■ JOB ■
Which lines in the records below contain the word "this"? Copy each of them.

■ RECORDS SHOWN ■
━━━━━━━━━━

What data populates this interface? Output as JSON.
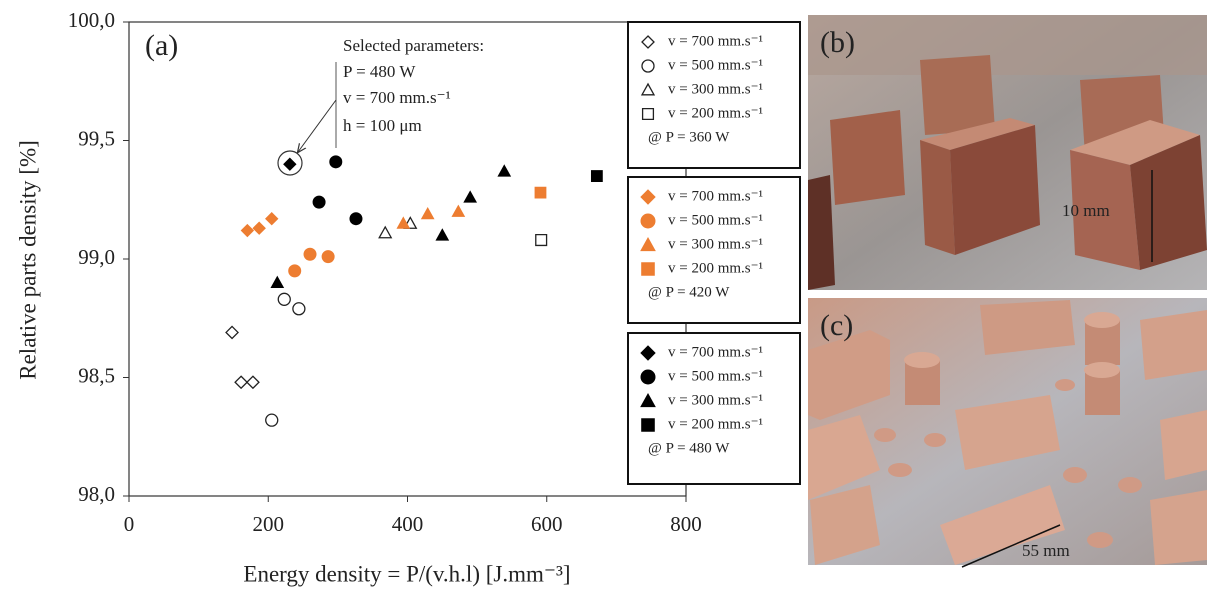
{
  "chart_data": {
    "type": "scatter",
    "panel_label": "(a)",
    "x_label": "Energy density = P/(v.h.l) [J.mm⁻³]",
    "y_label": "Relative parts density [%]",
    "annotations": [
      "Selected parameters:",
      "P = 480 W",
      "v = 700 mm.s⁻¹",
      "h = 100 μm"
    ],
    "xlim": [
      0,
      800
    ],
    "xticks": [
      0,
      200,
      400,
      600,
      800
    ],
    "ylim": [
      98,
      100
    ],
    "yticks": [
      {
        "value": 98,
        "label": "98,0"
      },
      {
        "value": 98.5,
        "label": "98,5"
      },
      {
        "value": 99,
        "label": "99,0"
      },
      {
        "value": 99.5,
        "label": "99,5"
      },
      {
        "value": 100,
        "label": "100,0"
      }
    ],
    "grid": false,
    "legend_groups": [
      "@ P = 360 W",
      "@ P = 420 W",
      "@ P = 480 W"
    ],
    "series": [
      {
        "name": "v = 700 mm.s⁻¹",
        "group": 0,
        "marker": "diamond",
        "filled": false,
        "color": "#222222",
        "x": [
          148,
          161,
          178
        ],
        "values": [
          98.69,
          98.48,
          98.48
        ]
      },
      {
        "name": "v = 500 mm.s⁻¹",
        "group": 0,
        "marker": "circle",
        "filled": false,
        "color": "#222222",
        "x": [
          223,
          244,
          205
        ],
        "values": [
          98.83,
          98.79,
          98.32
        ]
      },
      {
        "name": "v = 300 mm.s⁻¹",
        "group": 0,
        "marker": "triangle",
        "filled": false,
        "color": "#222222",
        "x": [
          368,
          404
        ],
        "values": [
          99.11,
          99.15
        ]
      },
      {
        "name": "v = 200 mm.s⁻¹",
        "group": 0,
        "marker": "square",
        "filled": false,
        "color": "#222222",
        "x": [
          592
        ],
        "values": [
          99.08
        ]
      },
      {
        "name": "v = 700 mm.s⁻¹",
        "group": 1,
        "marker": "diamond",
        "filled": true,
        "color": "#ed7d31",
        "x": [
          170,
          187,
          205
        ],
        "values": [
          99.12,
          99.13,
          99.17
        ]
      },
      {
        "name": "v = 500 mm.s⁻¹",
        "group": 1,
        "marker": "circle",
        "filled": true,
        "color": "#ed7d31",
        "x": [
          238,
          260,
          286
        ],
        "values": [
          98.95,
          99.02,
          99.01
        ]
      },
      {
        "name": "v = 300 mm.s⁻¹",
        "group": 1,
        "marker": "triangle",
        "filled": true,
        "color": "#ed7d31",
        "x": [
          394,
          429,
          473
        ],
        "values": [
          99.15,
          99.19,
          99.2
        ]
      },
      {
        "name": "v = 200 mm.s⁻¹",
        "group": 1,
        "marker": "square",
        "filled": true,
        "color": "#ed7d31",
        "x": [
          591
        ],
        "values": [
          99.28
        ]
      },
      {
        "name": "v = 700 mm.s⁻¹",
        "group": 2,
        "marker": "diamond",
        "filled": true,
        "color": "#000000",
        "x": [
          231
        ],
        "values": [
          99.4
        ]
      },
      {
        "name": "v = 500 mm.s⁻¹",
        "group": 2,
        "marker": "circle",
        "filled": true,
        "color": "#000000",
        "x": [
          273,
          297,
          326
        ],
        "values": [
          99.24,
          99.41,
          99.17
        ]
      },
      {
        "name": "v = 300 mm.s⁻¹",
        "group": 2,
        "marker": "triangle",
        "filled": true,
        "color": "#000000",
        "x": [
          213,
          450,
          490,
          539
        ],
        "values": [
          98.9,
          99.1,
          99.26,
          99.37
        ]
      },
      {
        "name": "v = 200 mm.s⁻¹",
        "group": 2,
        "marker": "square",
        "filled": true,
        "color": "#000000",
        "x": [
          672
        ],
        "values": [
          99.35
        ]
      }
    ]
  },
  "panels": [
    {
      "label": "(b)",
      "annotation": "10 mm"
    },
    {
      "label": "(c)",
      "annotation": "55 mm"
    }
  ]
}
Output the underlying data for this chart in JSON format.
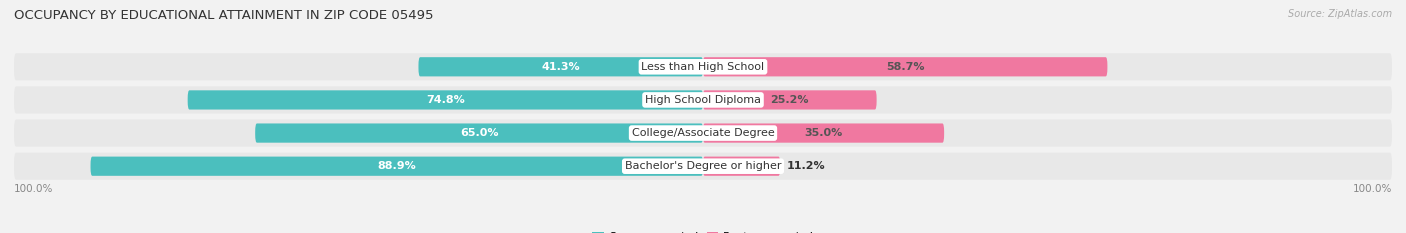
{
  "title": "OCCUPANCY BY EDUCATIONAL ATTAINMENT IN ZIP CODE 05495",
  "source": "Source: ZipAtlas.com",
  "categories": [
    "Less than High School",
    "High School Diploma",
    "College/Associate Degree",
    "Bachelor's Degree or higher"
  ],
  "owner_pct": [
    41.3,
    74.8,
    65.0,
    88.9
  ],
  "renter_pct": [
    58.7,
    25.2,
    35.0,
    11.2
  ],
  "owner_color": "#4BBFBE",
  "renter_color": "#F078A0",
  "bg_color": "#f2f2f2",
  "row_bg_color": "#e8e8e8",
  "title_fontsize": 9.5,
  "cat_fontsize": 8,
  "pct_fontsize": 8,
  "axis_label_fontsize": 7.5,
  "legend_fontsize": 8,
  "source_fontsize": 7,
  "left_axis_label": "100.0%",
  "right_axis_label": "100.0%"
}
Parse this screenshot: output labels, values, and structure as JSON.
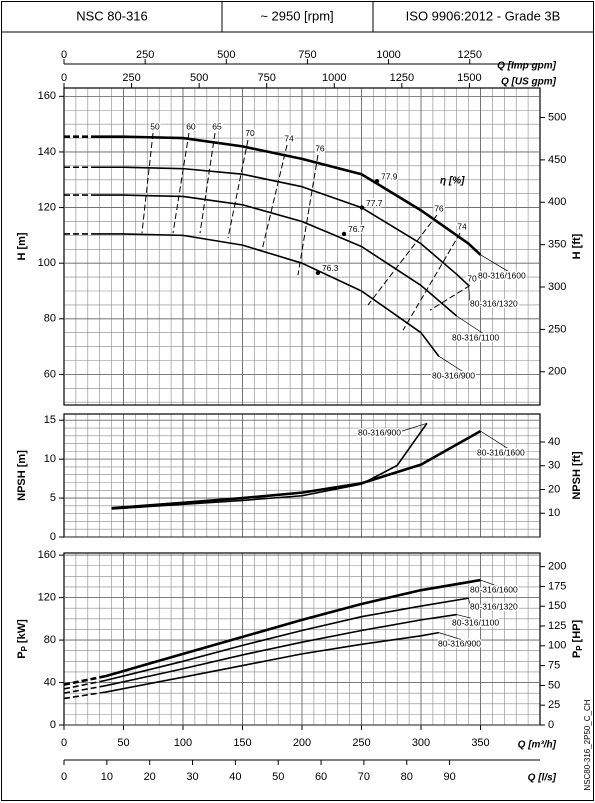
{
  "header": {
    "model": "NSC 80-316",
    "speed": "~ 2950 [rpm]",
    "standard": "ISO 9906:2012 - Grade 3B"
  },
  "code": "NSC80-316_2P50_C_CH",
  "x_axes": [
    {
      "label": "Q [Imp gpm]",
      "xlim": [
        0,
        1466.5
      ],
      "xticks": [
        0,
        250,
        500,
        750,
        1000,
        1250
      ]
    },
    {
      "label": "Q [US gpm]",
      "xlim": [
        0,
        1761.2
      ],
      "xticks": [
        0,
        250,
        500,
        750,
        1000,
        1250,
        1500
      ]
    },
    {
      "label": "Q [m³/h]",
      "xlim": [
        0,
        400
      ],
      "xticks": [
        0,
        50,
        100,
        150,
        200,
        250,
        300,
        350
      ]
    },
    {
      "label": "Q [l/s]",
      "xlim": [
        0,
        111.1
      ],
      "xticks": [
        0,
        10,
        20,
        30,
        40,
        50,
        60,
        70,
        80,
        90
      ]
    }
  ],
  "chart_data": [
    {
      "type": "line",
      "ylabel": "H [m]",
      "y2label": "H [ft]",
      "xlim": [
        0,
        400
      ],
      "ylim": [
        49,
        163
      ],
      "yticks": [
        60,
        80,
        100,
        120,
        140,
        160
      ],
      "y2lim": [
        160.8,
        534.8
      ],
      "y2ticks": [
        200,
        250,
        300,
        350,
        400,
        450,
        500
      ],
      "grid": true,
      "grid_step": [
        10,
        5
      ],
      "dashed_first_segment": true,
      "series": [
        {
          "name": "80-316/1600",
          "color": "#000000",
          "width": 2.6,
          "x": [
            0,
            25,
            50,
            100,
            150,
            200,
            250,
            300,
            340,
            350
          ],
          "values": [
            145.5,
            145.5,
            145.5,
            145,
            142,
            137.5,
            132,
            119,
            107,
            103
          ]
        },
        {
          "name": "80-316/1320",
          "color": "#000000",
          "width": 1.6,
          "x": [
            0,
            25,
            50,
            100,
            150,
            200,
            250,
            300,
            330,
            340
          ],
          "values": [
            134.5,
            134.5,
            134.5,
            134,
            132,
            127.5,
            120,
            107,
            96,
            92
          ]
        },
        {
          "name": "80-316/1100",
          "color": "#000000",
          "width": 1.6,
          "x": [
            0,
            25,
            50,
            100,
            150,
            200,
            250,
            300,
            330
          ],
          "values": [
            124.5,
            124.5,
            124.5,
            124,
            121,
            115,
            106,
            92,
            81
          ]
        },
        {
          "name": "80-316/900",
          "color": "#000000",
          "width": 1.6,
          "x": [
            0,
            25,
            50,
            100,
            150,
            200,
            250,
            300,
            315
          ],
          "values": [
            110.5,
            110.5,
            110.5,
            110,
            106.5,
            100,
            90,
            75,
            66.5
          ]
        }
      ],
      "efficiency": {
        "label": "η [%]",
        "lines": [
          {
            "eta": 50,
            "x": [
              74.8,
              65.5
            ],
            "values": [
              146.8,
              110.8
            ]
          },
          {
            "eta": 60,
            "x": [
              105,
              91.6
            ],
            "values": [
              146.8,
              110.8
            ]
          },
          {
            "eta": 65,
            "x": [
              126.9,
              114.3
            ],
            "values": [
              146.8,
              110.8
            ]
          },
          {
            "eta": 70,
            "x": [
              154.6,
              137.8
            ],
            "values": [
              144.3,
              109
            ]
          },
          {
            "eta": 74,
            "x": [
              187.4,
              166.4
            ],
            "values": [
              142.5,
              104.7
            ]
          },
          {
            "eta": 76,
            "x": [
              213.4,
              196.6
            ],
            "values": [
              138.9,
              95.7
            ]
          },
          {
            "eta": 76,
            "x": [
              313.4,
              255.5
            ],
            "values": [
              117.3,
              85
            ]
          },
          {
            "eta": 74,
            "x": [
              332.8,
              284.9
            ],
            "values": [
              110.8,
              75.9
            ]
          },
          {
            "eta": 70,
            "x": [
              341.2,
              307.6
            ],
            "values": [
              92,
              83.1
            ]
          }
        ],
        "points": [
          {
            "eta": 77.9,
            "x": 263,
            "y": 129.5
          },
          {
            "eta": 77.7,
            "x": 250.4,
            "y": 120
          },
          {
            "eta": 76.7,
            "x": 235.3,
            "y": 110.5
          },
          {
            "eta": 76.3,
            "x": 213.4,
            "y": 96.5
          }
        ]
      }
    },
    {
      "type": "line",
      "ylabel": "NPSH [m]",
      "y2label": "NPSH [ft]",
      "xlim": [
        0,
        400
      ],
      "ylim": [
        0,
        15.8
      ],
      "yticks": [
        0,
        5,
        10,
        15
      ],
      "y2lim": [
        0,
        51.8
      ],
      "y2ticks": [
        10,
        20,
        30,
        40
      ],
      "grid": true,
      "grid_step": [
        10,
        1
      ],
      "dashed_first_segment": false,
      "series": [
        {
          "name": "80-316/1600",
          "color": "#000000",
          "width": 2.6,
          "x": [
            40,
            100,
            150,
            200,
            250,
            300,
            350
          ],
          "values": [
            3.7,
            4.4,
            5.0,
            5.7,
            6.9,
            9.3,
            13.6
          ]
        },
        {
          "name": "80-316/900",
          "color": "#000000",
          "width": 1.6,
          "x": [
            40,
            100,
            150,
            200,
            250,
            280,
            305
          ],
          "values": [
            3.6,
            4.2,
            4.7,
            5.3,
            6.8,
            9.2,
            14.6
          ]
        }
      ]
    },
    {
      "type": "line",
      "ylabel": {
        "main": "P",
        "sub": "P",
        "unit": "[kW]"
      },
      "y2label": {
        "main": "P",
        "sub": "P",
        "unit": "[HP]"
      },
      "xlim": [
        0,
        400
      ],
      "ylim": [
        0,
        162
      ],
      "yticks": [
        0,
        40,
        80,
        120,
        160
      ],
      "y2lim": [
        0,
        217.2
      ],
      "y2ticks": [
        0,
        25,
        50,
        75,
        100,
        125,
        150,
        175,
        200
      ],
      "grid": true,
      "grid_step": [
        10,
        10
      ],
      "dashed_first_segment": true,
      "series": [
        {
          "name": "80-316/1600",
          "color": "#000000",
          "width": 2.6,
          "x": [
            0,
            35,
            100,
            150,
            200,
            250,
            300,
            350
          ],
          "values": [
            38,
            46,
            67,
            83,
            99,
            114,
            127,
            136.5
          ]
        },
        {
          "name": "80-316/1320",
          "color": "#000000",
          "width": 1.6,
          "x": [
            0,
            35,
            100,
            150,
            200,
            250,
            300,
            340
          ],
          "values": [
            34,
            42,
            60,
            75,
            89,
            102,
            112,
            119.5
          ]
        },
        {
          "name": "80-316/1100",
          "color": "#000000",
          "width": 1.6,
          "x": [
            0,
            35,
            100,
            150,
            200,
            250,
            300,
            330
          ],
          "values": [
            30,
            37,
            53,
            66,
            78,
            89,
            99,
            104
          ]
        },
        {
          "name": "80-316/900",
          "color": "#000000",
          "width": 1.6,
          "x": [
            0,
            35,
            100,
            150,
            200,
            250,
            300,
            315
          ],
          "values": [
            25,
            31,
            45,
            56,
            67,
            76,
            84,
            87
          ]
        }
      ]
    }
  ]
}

━━━━━━━━━━

■ FINISHED TASK ■
What data populates this interface? Output as JSON.
Output the underlying data for this chart in JSON format.
Parse this screenshot: output labels, values, and structure as JSON.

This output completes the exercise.